A block of data:

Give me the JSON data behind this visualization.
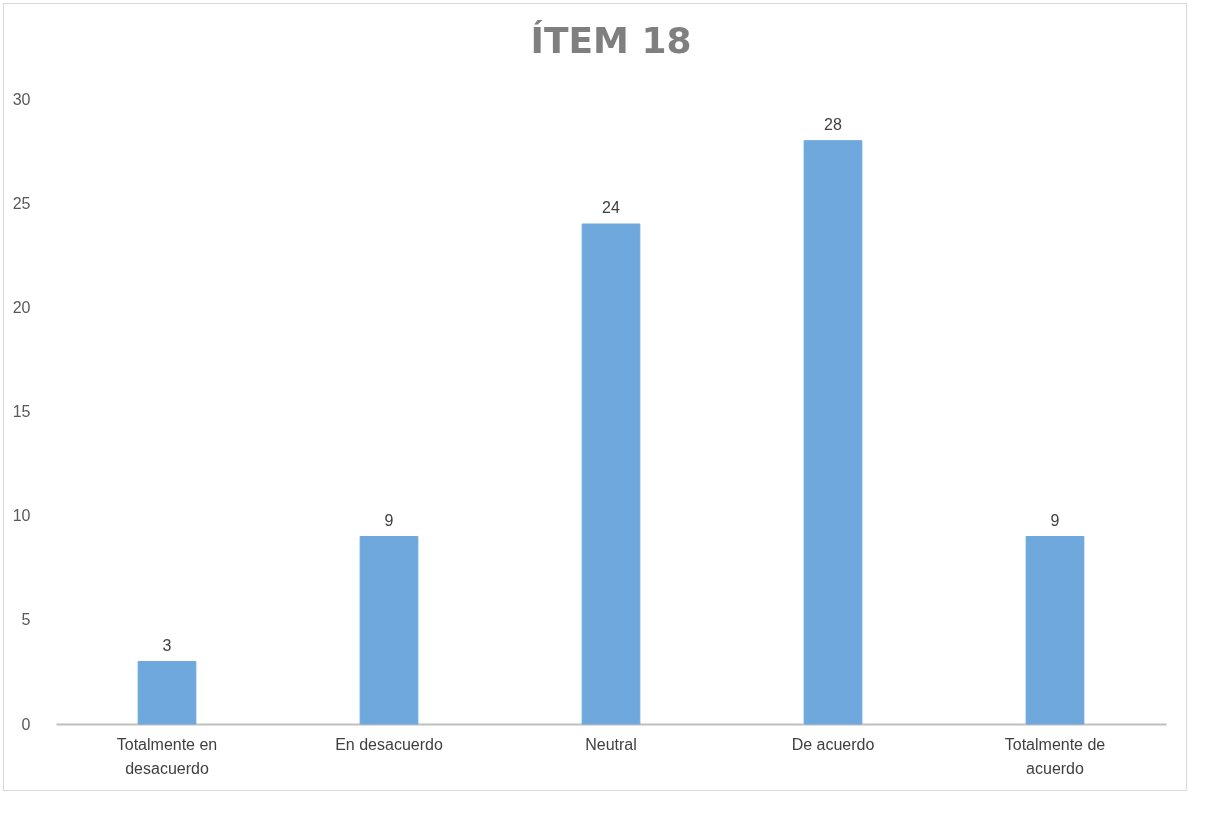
{
  "chart_data": {
    "type": "bar",
    "title": "ÍTEM 18",
    "categories": [
      "Totalmente en desacuerdo",
      "En desacuerdo",
      "Neutral",
      "De acuerdo",
      "Totalmente de acuerdo"
    ],
    "values": [
      3,
      9,
      24,
      28,
      9
    ],
    "color": "#6fa8dc",
    "ylim": [
      0,
      30
    ],
    "yticks": [
      0,
      5,
      10,
      15,
      20,
      25,
      30
    ],
    "grid": false,
    "data_labels": true
  }
}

> **The exercise**
In the entries above, find each line with the word "desacuerdo" and copy it.

> **Output for this task**
      "Totalmente en desacuerdo",
      "En desacuerdo",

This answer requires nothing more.